Directions for this task: Repeat every line of the listing below exactly, minus the pictures.

Stored rows:

..........

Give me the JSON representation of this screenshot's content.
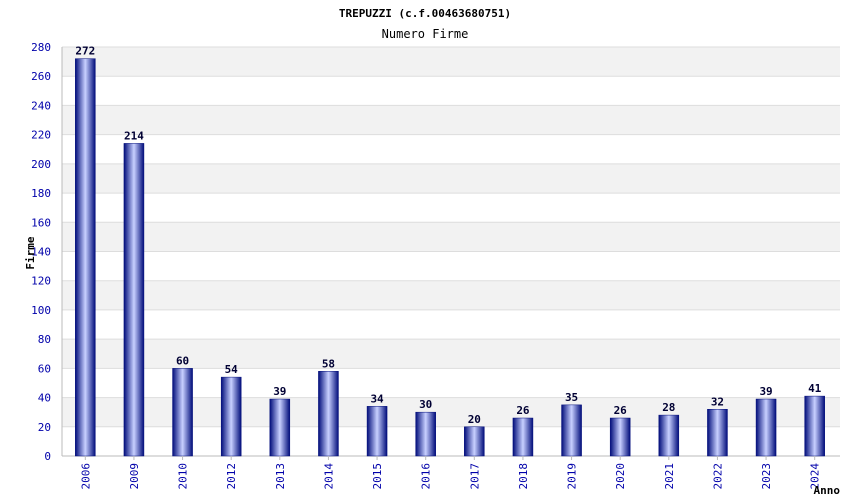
{
  "chart_data": {
    "type": "bar",
    "title": "TREPUZZI (c.f.00463680751)",
    "subtitle": "Numero Firme",
    "xlabel": "Anno",
    "ylabel": "Firme",
    "categories": [
      "2006",
      "2009",
      "2010",
      "2012",
      "2013",
      "2014",
      "2015",
      "2016",
      "2017",
      "2018",
      "2019",
      "2020",
      "2021",
      "2022",
      "2023",
      "2024"
    ],
    "values": [
      272,
      214,
      60,
      54,
      39,
      58,
      34,
      30,
      20,
      26,
      35,
      26,
      28,
      32,
      39,
      41
    ],
    "ylim": [
      0,
      280
    ],
    "yticks": [
      0,
      20,
      40,
      60,
      80,
      100,
      120,
      140,
      160,
      180,
      200,
      220,
      240,
      260,
      280
    ],
    "grid": true,
    "colors": {
      "bar_dark": "#000c7a",
      "bar_light": "#c8d0ff",
      "band": "#f2f2f2",
      "grid": "#dddddd",
      "tick_text": "#0000aa",
      "value_text": "#000033"
    }
  }
}
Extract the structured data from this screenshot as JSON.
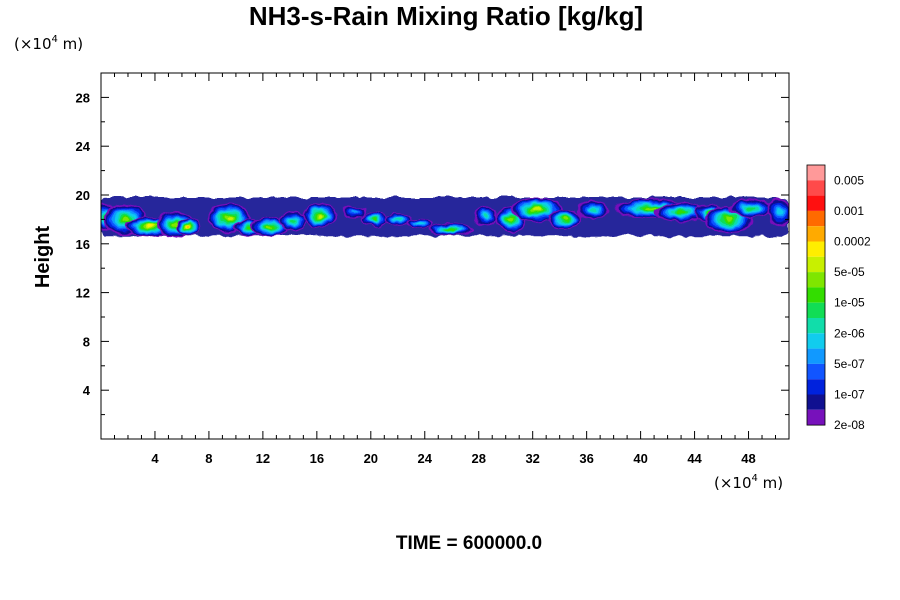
{
  "chart_data": {
    "type": "heatmap",
    "title": "NH3-s-Rain Mixing Ratio [kg/kg]",
    "ylabel": "Height",
    "xlabel": "",
    "x_unit_prefix": "(×10",
    "x_unit_exp": "4",
    "x_unit_suffix": " m)",
    "y_unit_prefix": "(×10",
    "y_unit_exp": "4",
    "y_unit_suffix": " m)",
    "xlim": [
      0,
      51
    ],
    "ylim": [
      0,
      30
    ],
    "x_ticks": [
      4,
      8,
      12,
      16,
      20,
      24,
      28,
      32,
      36,
      40,
      44,
      48
    ],
    "x_tick_labels": [
      "4",
      "8",
      "12",
      "16",
      "20",
      "24",
      "28",
      "32",
      "36",
      "40",
      "44",
      "48"
    ],
    "y_ticks": [
      4,
      8,
      12,
      16,
      20,
      24,
      28
    ],
    "y_tick_labels": [
      "4",
      "8",
      "12",
      "16",
      "20",
      "24",
      "28"
    ],
    "grid": false,
    "colorbar": {
      "labels": [
        "0.005",
        "0.001",
        "0.0002",
        "5e-05",
        "1e-05",
        "2e-06",
        "5e-07",
        "1e-07",
        "2e-08"
      ],
      "colors_top_to_bottom": [
        "#ff9999",
        "#ff4a4a",
        "#ff1010",
        "#ff6a00",
        "#ffaa00",
        "#ffee00",
        "#c8f000",
        "#7fe600",
        "#33dd00",
        "#11dd55",
        "#11ddaa",
        "#11ccee",
        "#1199ff",
        "#1155ff",
        "#0022dd",
        "#101090",
        "#7711bb"
      ]
    },
    "cloud_layer": {
      "height_range": [
        16.5,
        19.8
      ],
      "blobs": [
        {
          "x": 0.3,
          "y": 18.2,
          "w": 0.9,
          "h": 1.2,
          "l": 7
        },
        {
          "x": 1.8,
          "y": 18.0,
          "w": 1.6,
          "h": 1.3,
          "l": 9
        },
        {
          "x": 3.6,
          "y": 17.4,
          "w": 1.8,
          "h": 0.8,
          "l": 11
        },
        {
          "x": 5.5,
          "y": 17.6,
          "w": 1.4,
          "h": 1.1,
          "l": 9
        },
        {
          "x": 6.5,
          "y": 17.4,
          "w": 0.9,
          "h": 0.7,
          "l": 12
        },
        {
          "x": 9.5,
          "y": 18.1,
          "w": 1.6,
          "h": 1.2,
          "l": 10
        },
        {
          "x": 11.0,
          "y": 17.3,
          "w": 1.1,
          "h": 0.7,
          "l": 8
        },
        {
          "x": 12.5,
          "y": 17.4,
          "w": 1.4,
          "h": 0.8,
          "l": 9
        },
        {
          "x": 14.2,
          "y": 17.9,
          "w": 1.0,
          "h": 0.8,
          "l": 7
        },
        {
          "x": 16.2,
          "y": 18.3,
          "w": 1.3,
          "h": 1.0,
          "l": 10
        },
        {
          "x": 18.8,
          "y": 18.6,
          "w": 0.9,
          "h": 0.5,
          "l": 4
        },
        {
          "x": 20.3,
          "y": 18.0,
          "w": 0.9,
          "h": 0.6,
          "l": 8
        },
        {
          "x": 22.0,
          "y": 18.0,
          "w": 1.0,
          "h": 0.5,
          "l": 6
        },
        {
          "x": 23.6,
          "y": 17.7,
          "w": 1.0,
          "h": 0.4,
          "l": 5
        },
        {
          "x": 25.9,
          "y": 17.2,
          "w": 1.7,
          "h": 0.5,
          "l": 8
        },
        {
          "x": 28.5,
          "y": 18.3,
          "w": 0.9,
          "h": 0.8,
          "l": 6
        },
        {
          "x": 30.4,
          "y": 18.0,
          "w": 1.1,
          "h": 1.1,
          "l": 9
        },
        {
          "x": 32.3,
          "y": 18.8,
          "w": 1.9,
          "h": 1.0,
          "l": 10
        },
        {
          "x": 34.4,
          "y": 18.0,
          "w": 1.3,
          "h": 0.8,
          "l": 9
        },
        {
          "x": 36.5,
          "y": 18.8,
          "w": 1.2,
          "h": 0.8,
          "l": 6
        },
        {
          "x": 40.8,
          "y": 18.9,
          "w": 2.8,
          "h": 0.8,
          "l": 9
        },
        {
          "x": 43.0,
          "y": 18.6,
          "w": 2.0,
          "h": 0.8,
          "l": 8
        },
        {
          "x": 45.1,
          "y": 18.5,
          "w": 1.0,
          "h": 0.8,
          "l": 10
        },
        {
          "x": 46.5,
          "y": 18.0,
          "w": 1.8,
          "h": 1.1,
          "l": 9
        },
        {
          "x": 48.2,
          "y": 18.9,
          "w": 1.6,
          "h": 0.8,
          "l": 7
        },
        {
          "x": 50.3,
          "y": 18.6,
          "w": 0.9,
          "h": 1.2,
          "l": 5
        }
      ]
    }
  },
  "footer": {
    "time_label": "TIME = 600000.0"
  }
}
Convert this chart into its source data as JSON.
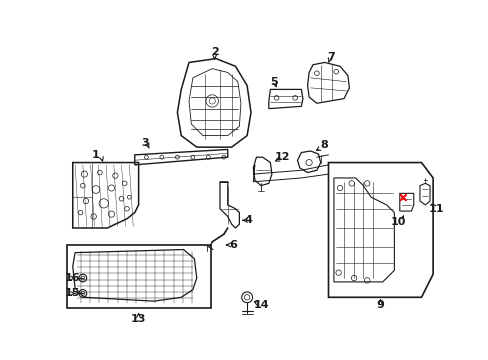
{
  "background_color": "#ffffff",
  "line_color": "#1a1a1a",
  "red_color": "#ff0000",
  "figsize": [
    4.89,
    3.6
  ],
  "dpi": 100,
  "xlim": [
    0,
    489
  ],
  "ylim": [
    0,
    360
  ]
}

..........

Result:
Give me the JSON representation of this screenshot's content.
{
  "chart_data": {
    "type": "bar",
    "title": "TREPUZZI (c.f.00463680751)",
    "subtitle": "Numero Firme",
    "xlabel": "Anno",
    "ylabel": "Firme",
    "categories": [
      "2006",
      "2009",
      "2010",
      "2012",
      "2013",
      "2014",
      "2015",
      "2016",
      "2017",
      "2018",
      "2019",
      "2020",
      "2021",
      "2022",
      "2023",
      "2024"
    ],
    "values": [
      272,
      214,
      60,
      54,
      39,
      58,
      34,
      30,
      20,
      26,
      35,
      26,
      28,
      32,
      39,
      41
    ],
    "ylim": [
      0,
      280
    ],
    "yticks": [
      0,
      20,
      40,
      60,
      80,
      100,
      120,
      140,
      160,
      180,
      200,
      220,
      240,
      260,
      280
    ],
    "grid": true,
    "colors": {
      "bar_dark": "#000c7a",
      "bar_light": "#c8d0ff",
      "band": "#f2f2f2",
      "grid": "#dddddd",
      "tick_text": "#0000aa",
      "value_text": "#000033"
    }
  }
}
Extract the structured data from this screenshot as JSON.
{
  "chart_data": {
    "type": "heatmap",
    "title": "NH3-s-Rain Mixing Ratio [kg/kg]",
    "ylabel": "Height",
    "xlabel": "",
    "x_unit_prefix": "(×10",
    "x_unit_exp": "4",
    "x_unit_suffix": " m)",
    "y_unit_prefix": "(×10",
    "y_unit_exp": "4",
    "y_unit_suffix": " m)",
    "xlim": [
      0,
      51
    ],
    "ylim": [
      0,
      30
    ],
    "x_ticks": [
      4,
      8,
      12,
      16,
      20,
      24,
      28,
      32,
      36,
      40,
      44,
      48
    ],
    "x_tick_labels": [
      "4",
      "8",
      "12",
      "16",
      "20",
      "24",
      "28",
      "32",
      "36",
      "40",
      "44",
      "48"
    ],
    "y_ticks": [
      4,
      8,
      12,
      16,
      20,
      24,
      28
    ],
    "y_tick_labels": [
      "4",
      "8",
      "12",
      "16",
      "20",
      "24",
      "28"
    ],
    "grid": false,
    "colorbar": {
      "labels": [
        "0.005",
        "0.001",
        "0.0002",
        "5e-05",
        "1e-05",
        "2e-06",
        "5e-07",
        "1e-07",
        "2e-08"
      ],
      "colors_top_to_bottom": [
        "#ff9999",
        "#ff4a4a",
        "#ff1010",
        "#ff6a00",
        "#ffaa00",
        "#ffee00",
        "#c8f000",
        "#7fe600",
        "#33dd00",
        "#11dd55",
        "#11ddaa",
        "#11ccee",
        "#1199ff",
        "#1155ff",
        "#0022dd",
        "#101090",
        "#7711bb"
      ]
    },
    "cloud_layer": {
      "height_range": [
        16.5,
        19.8
      ],
      "blobs": [
        {
          "x": 0.3,
          "y": 18.2,
          "w": 0.9,
          "h": 1.2,
          "l": 7
        },
        {
          "x": 1.8,
          "y": 18.0,
          "w": 1.6,
          "h": 1.3,
          "l": 9
        },
        {
          "x": 3.6,
          "y": 17.4,
          "w": 1.8,
          "h": 0.8,
          "l": 11
        },
        {
          "x": 5.5,
          "y": 17.6,
          "w": 1.4,
          "h": 1.1,
          "l": 9
        },
        {
          "x": 6.5,
          "y": 17.4,
          "w": 0.9,
          "h": 0.7,
          "l": 12
        },
        {
          "x": 9.5,
          "y": 18.1,
          "w": 1.6,
          "h": 1.2,
          "l": 10
        },
        {
          "x": 11.0,
          "y": 17.3,
          "w": 1.1,
          "h": 0.7,
          "l": 8
        },
        {
          "x": 12.5,
          "y": 17.4,
          "w": 1.4,
          "h": 0.8,
          "l": 9
        },
        {
          "x": 14.2,
          "y": 17.9,
          "w": 1.0,
          "h": 0.8,
          "l": 7
        },
        {
          "x": 16.2,
          "y": 18.3,
          "w": 1.3,
          "h": 1.0,
          "l": 10
        },
        {
          "x": 18.8,
          "y": 18.6,
          "w": 0.9,
          "h": 0.5,
          "l": 4
        },
        {
          "x": 20.3,
          "y": 18.0,
          "w": 0.9,
          "h": 0.6,
          "l": 8
        },
        {
          "x": 22.0,
          "y": 18.0,
          "w": 1.0,
          "h": 0.5,
          "l": 6
        },
        {
          "x": 23.6,
          "y": 17.7,
          "w": 1.0,
          "h": 0.4,
          "l": 5
        },
        {
          "x": 25.9,
          "y": 17.2,
          "w": 1.7,
          "h": 0.5,
          "l": 8
        },
        {
          "x": 28.5,
          "y": 18.3,
          "w": 0.9,
          "h": 0.8,
          "l": 6
        },
        {
          "x": 30.4,
          "y": 18.0,
          "w": 1.1,
          "h": 1.1,
          "l": 9
        },
        {
          "x": 32.3,
          "y": 18.8,
          "w": 1.9,
          "h": 1.0,
          "l": 10
        },
        {
          "x": 34.4,
          "y": 18.0,
          "w": 1.3,
          "h": 0.8,
          "l": 9
        },
        {
          "x": 36.5,
          "y": 18.8,
          "w": 1.2,
          "h": 0.8,
          "l": 6
        },
        {
          "x": 40.8,
          "y": 18.9,
          "w": 2.8,
          "h": 0.8,
          "l": 9
        },
        {
          "x": 43.0,
          "y": 18.6,
          "w": 2.0,
          "h": 0.8,
          "l": 8
        },
        {
          "x": 45.1,
          "y": 18.5,
          "w": 1.0,
          "h": 0.8,
          "l": 10
        },
        {
          "x": 46.5,
          "y": 18.0,
          "w": 1.8,
          "h": 1.1,
          "l": 9
        },
        {
          "x": 48.2,
          "y": 18.9,
          "w": 1.6,
          "h": 0.8,
          "l": 7
        },
        {
          "x": 50.3,
          "y": 18.6,
          "w": 0.9,
          "h": 1.2,
          "l": 5
        }
      ]
    }
  },
  "footer": {
    "time_label": "TIME = 600000.0"
  }
}
Convert this chart into its source data as JSON.
{
  "background_color": "#ffffff",
  "line_color": "#1a1a1a",
  "red_color": "#ff0000",
  "figsize": [
    4.89,
    3.6
  ],
  "dpi": 100,
  "xlim": [
    0,
    489
  ],
  "ylim": [
    0,
    360
  ]
}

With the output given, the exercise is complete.